>> Start Data for this task
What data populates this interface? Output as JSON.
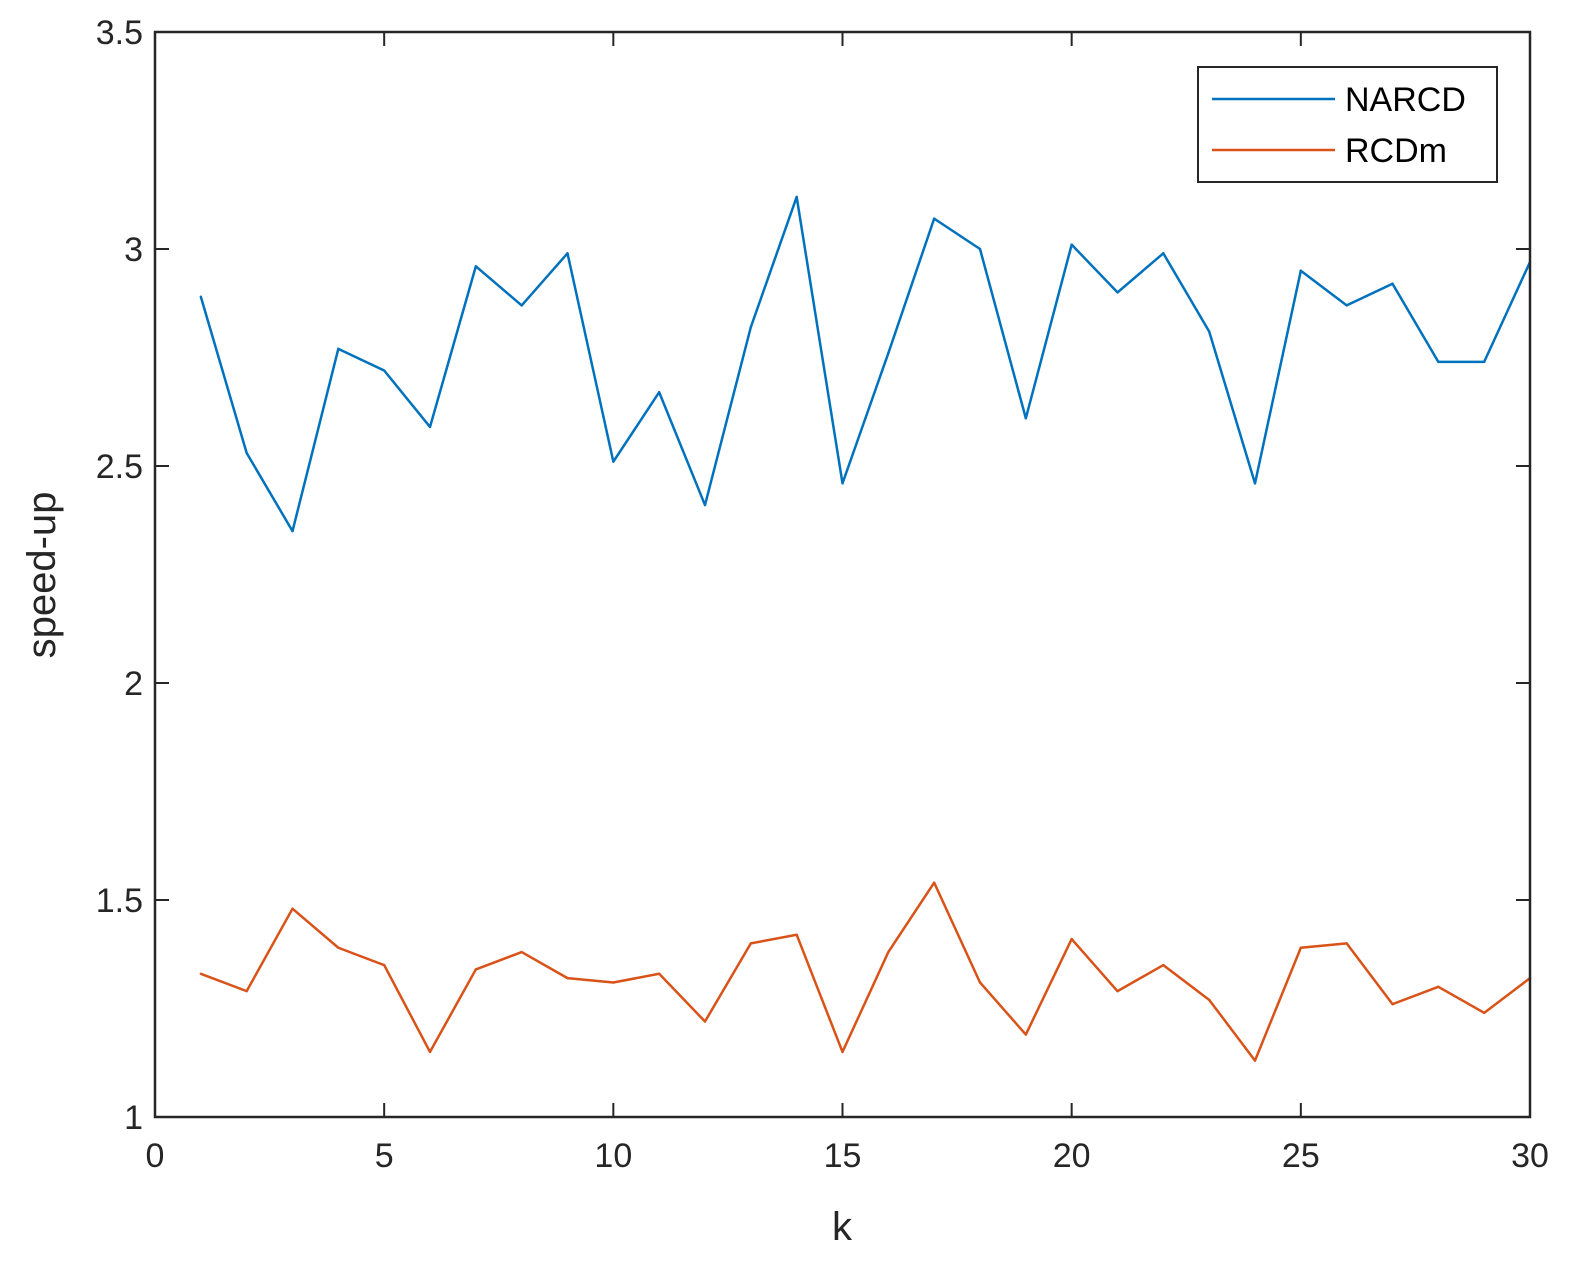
{
  "chart_data": {
    "type": "line",
    "title": "",
    "xlabel": "k",
    "ylabel": "speed-up",
    "xlim": [
      0,
      30
    ],
    "ylim": [
      1,
      3.5
    ],
    "xticks": [
      "0",
      "5",
      "10",
      "15",
      "20",
      "25",
      "30"
    ],
    "yticks": [
      "1",
      "1.5",
      "2",
      "2.5",
      "3",
      "3.5"
    ],
    "grid": false,
    "legend_position": "top-right",
    "x": [
      1,
      2,
      3,
      4,
      5,
      6,
      7,
      8,
      9,
      10,
      11,
      12,
      13,
      14,
      15,
      16,
      17,
      18,
      19,
      20,
      21,
      22,
      23,
      24,
      25,
      26,
      27,
      28,
      29,
      30
    ],
    "series": [
      {
        "name": "NARCD",
        "color": "#0072BD",
        "values": [
          2.89,
          2.53,
          2.35,
          2.77,
          2.72,
          2.59,
          2.96,
          2.87,
          2.99,
          2.51,
          2.67,
          2.41,
          2.82,
          3.12,
          2.46,
          2.76,
          3.07,
          3.0,
          2.61,
          3.01,
          2.9,
          2.99,
          2.81,
          2.46,
          2.95,
          2.87,
          2.92,
          2.74,
          2.74,
          2.97
        ]
      },
      {
        "name": "RCDm",
        "color": "#D95319",
        "values": [
          1.33,
          1.29,
          1.48,
          1.39,
          1.35,
          1.15,
          1.34,
          1.38,
          1.32,
          1.31,
          1.33,
          1.22,
          1.4,
          1.42,
          1.15,
          1.38,
          1.54,
          1.31,
          1.19,
          1.41,
          1.29,
          1.35,
          1.27,
          1.13,
          1.39,
          1.4,
          1.26,
          1.3,
          1.24,
          1.32
        ]
      }
    ]
  }
}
>> End Data for this task
▶ **Your task**:
Your copy should repeat each entry above exactly but contain no pictures.

▶ **Solution**:
What data populates this interface? Output as JSON.
{
  "chart_data": {
    "type": "line",
    "title": "",
    "xlabel": "k",
    "ylabel": "speed-up",
    "xlim": [
      0,
      30
    ],
    "ylim": [
      1,
      3.5
    ],
    "xticks": [
      "0",
      "5",
      "10",
      "15",
      "20",
      "25",
      "30"
    ],
    "yticks": [
      "1",
      "1.5",
      "2",
      "2.5",
      "3",
      "3.5"
    ],
    "grid": false,
    "legend_position": "top-right",
    "x": [
      1,
      2,
      3,
      4,
      5,
      6,
      7,
      8,
      9,
      10,
      11,
      12,
      13,
      14,
      15,
      16,
      17,
      18,
      19,
      20,
      21,
      22,
      23,
      24,
      25,
      26,
      27,
      28,
      29,
      30
    ],
    "series": [
      {
        "name": "NARCD",
        "color": "#0072BD",
        "values": [
          2.89,
          2.53,
          2.35,
          2.77,
          2.72,
          2.59,
          2.96,
          2.87,
          2.99,
          2.51,
          2.67,
          2.41,
          2.82,
          3.12,
          2.46,
          2.76,
          3.07,
          3.0,
          2.61,
          3.01,
          2.9,
          2.99,
          2.81,
          2.46,
          2.95,
          2.87,
          2.92,
          2.74,
          2.74,
          2.97
        ]
      },
      {
        "name": "RCDm",
        "color": "#D95319",
        "values": [
          1.33,
          1.29,
          1.48,
          1.39,
          1.35,
          1.15,
          1.34,
          1.38,
          1.32,
          1.31,
          1.33,
          1.22,
          1.4,
          1.42,
          1.15,
          1.38,
          1.54,
          1.31,
          1.19,
          1.41,
          1.29,
          1.35,
          1.27,
          1.13,
          1.39,
          1.4,
          1.26,
          1.3,
          1.24,
          1.32
        ]
      }
    ]
  }
}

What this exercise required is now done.